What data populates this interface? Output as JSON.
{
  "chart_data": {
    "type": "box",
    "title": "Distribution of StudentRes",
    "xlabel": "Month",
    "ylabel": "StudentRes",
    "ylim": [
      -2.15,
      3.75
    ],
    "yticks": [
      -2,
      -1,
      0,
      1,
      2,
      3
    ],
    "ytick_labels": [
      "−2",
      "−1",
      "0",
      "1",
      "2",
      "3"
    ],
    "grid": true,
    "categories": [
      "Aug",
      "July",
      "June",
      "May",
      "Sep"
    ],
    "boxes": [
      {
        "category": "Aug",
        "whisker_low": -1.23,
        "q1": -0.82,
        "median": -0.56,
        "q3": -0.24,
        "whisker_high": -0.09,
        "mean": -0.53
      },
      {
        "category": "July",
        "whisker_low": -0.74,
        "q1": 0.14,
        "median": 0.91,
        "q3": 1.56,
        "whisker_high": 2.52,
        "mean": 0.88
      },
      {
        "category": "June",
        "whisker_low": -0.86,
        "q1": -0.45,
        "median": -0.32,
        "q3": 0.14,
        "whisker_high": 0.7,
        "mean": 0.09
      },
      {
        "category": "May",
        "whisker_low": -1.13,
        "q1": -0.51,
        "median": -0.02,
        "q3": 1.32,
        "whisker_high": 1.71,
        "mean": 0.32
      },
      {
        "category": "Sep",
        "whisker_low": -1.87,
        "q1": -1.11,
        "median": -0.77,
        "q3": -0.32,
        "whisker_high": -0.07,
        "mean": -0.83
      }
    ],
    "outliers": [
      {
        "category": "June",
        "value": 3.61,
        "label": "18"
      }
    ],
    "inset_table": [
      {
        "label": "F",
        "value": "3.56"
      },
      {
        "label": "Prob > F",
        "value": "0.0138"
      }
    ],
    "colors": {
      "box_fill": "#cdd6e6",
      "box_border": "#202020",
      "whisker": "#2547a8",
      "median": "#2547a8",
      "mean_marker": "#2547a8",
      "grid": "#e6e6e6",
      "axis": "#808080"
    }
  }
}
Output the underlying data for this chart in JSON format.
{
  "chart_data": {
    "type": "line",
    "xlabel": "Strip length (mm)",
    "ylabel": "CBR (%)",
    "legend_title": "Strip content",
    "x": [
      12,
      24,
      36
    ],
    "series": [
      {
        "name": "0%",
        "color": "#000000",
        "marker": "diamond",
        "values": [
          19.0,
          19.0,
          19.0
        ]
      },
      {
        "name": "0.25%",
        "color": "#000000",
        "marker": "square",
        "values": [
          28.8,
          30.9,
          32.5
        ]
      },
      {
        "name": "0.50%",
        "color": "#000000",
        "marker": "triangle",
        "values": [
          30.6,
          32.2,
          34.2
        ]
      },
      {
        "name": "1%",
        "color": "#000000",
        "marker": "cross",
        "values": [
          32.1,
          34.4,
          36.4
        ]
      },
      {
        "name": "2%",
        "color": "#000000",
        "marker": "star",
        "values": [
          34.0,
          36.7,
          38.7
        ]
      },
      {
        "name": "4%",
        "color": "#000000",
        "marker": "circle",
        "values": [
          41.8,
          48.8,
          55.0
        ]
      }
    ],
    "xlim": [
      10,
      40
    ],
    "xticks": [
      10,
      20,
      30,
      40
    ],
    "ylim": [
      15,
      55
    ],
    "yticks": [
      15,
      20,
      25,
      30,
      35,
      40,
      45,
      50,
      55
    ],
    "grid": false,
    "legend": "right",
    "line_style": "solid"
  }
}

Stated problem: In the records above, locate each line with the word "Strip". Copy all such lines.

Task result:
    "xlabel": "Strip length (mm)",
    "legend_title": "Strip content",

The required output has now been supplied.